==== Dataset content ====

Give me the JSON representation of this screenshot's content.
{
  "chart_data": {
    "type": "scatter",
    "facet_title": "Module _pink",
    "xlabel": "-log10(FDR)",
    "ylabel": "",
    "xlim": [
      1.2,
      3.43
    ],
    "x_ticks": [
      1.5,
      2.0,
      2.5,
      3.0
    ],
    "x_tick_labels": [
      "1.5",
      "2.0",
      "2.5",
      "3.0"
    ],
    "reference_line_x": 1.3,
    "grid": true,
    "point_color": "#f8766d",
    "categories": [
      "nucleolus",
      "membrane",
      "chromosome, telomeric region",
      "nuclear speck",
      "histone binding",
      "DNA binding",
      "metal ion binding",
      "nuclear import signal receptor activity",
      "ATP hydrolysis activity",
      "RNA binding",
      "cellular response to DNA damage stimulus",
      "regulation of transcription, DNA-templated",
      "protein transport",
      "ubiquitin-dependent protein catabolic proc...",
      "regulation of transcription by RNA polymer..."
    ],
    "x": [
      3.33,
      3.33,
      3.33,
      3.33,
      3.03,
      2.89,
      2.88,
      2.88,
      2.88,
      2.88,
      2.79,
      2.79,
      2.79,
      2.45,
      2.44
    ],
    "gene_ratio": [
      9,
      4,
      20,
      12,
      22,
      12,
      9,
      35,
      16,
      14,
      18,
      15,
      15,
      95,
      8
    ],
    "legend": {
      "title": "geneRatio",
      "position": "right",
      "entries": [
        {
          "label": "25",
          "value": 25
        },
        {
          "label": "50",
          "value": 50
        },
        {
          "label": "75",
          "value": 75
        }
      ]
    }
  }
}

====

* Goal of the exercise *
Report how many lines of the data hold the string "transcription"; give only the number.

* Response to this task *
2